Part of a data file
###

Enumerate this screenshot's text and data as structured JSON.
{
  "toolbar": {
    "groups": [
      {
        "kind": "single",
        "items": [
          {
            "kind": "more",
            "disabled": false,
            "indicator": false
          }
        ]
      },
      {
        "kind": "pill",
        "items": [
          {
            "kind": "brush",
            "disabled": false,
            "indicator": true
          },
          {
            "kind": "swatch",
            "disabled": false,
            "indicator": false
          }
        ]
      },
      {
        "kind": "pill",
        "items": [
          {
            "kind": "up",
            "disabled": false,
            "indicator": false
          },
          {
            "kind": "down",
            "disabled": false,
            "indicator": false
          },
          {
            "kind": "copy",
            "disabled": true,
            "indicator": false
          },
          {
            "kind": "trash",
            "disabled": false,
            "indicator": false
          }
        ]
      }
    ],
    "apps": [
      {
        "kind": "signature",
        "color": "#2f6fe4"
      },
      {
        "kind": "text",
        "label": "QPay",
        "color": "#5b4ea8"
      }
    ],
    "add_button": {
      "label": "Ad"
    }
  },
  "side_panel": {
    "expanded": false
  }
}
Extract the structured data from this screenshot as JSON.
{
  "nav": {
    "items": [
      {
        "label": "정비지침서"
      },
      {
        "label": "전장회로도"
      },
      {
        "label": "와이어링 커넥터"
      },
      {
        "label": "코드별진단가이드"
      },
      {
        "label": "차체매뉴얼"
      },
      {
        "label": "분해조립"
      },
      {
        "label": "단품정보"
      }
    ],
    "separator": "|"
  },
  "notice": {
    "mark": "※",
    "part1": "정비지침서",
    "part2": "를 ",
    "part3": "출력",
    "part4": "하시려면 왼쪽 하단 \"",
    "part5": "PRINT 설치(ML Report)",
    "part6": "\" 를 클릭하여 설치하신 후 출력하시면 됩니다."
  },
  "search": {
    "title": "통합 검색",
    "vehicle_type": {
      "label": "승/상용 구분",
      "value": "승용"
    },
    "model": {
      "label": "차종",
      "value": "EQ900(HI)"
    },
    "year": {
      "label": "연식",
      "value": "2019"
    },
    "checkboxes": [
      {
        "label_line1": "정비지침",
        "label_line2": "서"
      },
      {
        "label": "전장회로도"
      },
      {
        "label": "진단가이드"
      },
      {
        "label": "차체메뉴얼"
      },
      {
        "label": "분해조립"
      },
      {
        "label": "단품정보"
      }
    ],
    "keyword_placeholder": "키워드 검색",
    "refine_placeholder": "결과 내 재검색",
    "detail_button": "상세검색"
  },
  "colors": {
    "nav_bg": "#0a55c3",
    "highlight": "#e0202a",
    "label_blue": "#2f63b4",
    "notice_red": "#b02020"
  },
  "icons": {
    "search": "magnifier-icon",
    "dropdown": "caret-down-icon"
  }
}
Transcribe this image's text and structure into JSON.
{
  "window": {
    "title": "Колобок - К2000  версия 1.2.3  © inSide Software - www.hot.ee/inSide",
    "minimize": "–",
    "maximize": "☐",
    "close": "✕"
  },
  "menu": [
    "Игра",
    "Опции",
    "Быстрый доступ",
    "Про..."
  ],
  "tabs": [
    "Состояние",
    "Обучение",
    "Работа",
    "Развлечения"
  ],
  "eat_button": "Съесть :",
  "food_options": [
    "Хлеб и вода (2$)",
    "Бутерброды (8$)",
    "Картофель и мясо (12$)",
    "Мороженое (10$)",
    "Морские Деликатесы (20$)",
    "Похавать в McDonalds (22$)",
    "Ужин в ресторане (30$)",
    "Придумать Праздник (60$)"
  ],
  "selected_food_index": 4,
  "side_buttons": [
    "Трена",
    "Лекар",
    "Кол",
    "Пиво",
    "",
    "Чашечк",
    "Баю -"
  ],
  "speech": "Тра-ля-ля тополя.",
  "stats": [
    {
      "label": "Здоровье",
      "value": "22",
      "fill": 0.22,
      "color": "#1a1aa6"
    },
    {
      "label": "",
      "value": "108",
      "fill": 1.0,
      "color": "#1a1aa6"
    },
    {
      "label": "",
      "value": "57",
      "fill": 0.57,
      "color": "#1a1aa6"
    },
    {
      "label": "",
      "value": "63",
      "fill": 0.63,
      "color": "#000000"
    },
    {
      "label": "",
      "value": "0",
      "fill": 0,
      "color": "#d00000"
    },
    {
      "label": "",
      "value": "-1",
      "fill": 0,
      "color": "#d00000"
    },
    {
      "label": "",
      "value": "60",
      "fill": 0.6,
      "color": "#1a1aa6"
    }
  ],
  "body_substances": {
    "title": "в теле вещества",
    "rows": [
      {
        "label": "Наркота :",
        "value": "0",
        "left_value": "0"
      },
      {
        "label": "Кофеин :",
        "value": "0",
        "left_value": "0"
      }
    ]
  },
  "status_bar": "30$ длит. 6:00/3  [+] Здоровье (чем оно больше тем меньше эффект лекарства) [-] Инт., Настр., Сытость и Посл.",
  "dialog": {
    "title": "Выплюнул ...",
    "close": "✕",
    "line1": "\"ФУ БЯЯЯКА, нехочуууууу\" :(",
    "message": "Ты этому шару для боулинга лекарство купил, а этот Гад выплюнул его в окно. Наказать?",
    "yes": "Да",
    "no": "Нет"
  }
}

###

▶ [Work to do]
Filter the data for the string "fill" and copy every line that has it.

▶ [Final result]
      "fill": 0.22,
      "fill": 1.0,
      "fill": 0.57,
      "fill": 0.63,
      "fill": 0,
      "fill": 0,
      "fill": 0.6,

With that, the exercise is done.